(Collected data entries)
>>>

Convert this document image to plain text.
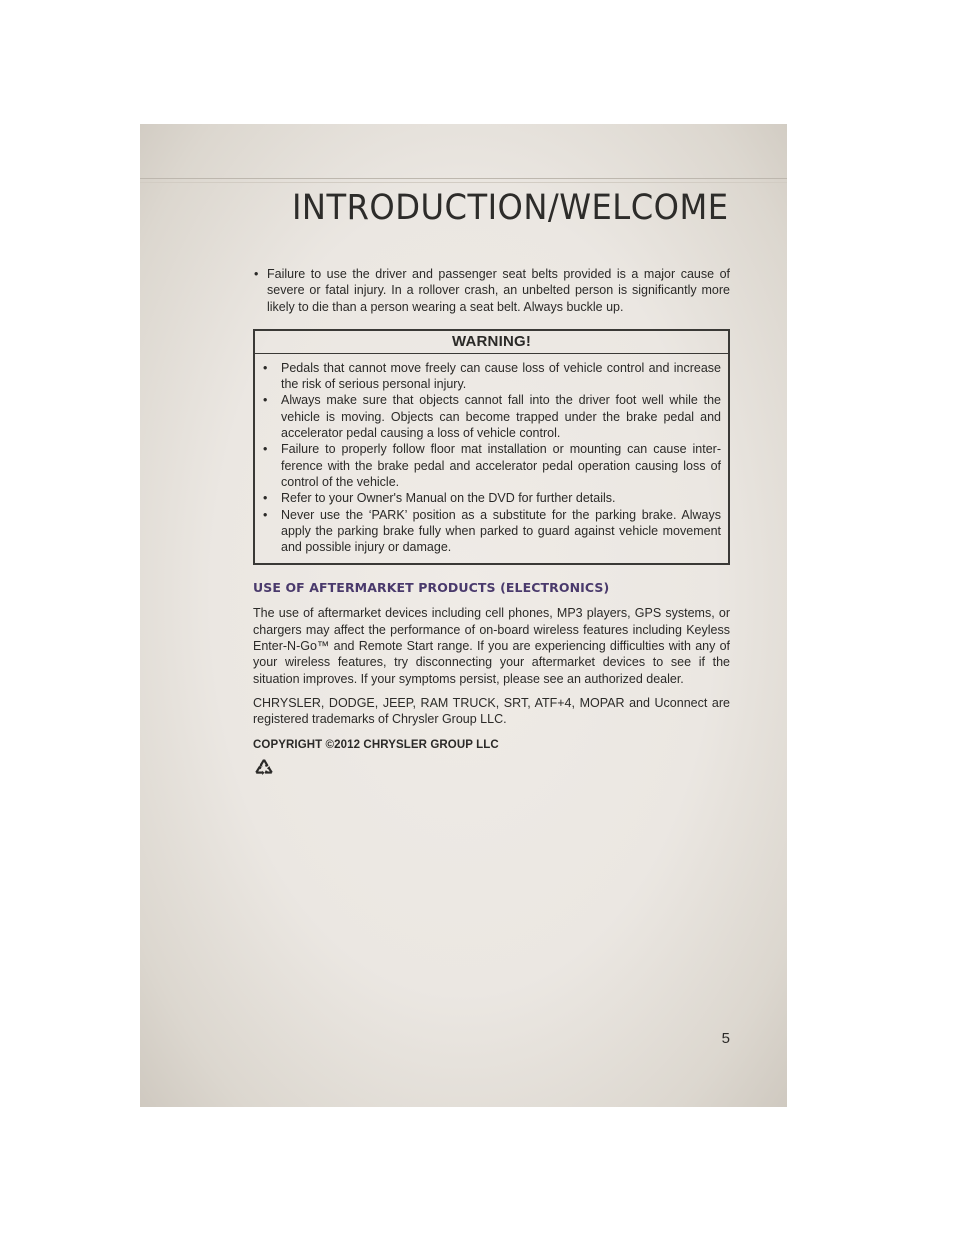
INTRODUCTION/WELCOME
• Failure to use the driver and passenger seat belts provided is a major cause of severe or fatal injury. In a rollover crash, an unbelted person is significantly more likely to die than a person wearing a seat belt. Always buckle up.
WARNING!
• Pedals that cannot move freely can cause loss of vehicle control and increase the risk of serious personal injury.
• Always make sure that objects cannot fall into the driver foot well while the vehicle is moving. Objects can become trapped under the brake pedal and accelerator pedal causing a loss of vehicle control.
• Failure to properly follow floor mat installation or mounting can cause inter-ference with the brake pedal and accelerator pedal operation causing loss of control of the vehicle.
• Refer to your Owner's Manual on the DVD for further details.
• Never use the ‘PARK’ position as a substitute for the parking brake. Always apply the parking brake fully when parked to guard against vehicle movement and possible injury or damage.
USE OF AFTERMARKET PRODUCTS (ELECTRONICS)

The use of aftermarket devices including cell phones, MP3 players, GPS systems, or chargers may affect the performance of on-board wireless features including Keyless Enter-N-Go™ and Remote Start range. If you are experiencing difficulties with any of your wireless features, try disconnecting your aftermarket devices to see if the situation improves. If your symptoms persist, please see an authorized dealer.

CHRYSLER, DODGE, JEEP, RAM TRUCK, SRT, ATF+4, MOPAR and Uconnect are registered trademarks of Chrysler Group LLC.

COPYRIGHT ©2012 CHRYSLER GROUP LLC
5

<<<
>>>

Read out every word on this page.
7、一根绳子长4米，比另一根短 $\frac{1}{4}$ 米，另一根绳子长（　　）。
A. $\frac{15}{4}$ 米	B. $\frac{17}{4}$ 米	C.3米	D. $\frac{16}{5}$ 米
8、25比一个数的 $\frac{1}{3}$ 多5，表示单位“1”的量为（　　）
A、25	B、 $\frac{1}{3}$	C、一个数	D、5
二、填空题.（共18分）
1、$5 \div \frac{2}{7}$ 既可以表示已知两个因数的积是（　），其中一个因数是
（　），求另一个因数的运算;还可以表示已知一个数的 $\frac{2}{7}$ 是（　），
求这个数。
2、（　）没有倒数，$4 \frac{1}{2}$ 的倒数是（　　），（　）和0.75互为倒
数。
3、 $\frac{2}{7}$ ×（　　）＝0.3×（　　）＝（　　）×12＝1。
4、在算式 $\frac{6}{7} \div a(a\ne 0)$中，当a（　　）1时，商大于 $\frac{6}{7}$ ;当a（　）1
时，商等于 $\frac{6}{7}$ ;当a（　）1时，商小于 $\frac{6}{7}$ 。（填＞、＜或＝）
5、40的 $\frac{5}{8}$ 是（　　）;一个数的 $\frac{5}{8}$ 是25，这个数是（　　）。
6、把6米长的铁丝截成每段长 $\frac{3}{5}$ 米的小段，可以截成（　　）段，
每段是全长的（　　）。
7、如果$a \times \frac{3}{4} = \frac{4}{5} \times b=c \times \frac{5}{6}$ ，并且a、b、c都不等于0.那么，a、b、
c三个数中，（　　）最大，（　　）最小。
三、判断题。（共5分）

<<<
>>>

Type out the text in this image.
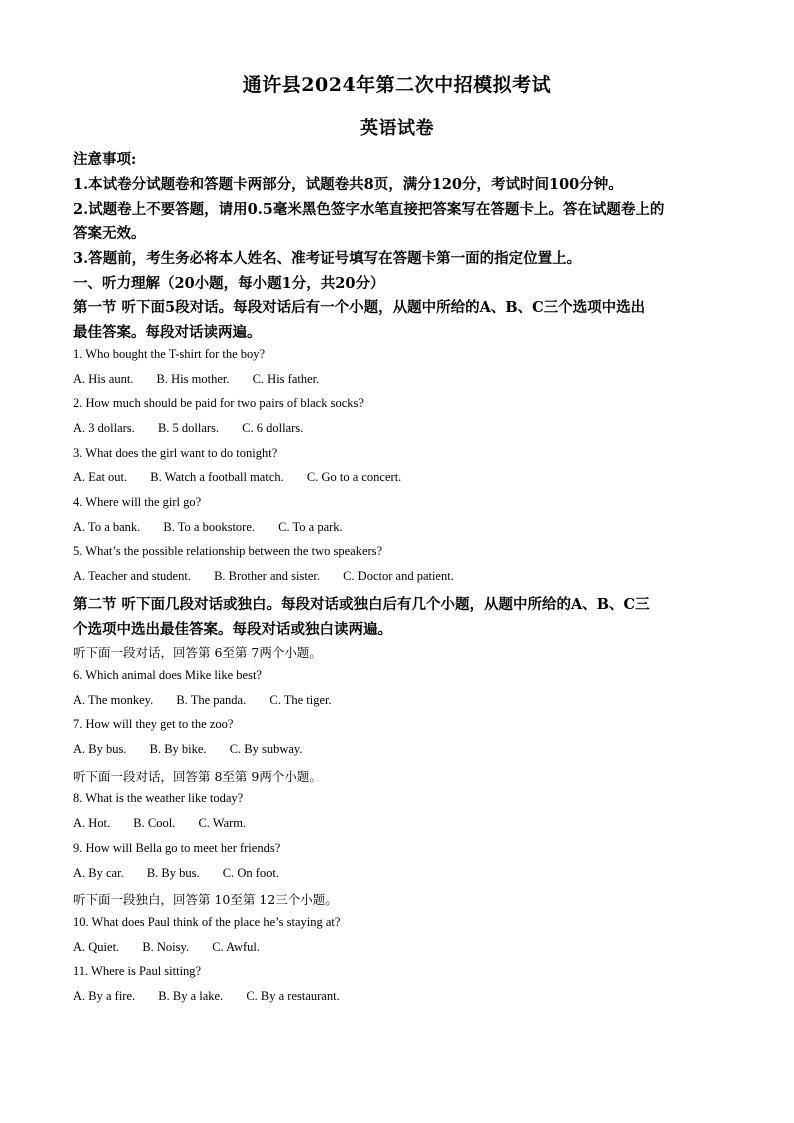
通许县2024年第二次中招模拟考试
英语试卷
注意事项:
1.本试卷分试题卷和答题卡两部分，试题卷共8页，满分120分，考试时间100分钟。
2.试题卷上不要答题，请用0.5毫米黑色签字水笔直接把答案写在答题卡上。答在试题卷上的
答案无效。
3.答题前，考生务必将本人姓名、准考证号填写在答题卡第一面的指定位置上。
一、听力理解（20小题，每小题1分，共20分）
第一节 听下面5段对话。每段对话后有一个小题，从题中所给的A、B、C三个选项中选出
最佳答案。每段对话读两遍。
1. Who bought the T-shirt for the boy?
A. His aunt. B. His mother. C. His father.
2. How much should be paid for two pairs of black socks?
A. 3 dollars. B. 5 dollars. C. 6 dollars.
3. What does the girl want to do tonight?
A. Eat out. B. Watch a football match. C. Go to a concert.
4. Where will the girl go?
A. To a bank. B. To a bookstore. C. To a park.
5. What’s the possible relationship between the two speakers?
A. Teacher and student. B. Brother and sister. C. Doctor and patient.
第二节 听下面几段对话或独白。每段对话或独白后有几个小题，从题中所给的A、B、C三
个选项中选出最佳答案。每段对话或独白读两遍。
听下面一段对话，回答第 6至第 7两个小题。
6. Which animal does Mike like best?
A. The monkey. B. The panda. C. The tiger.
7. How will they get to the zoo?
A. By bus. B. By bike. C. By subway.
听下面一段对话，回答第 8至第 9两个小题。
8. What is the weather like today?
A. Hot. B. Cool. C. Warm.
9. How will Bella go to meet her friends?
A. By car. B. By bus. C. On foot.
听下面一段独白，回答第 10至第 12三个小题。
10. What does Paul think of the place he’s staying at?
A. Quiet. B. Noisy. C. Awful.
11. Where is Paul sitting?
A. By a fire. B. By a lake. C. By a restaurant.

<<<

[Instructions to follow]
Report how many lines in the listing include the word "What". Give nothing but the count.

[Written solution]
4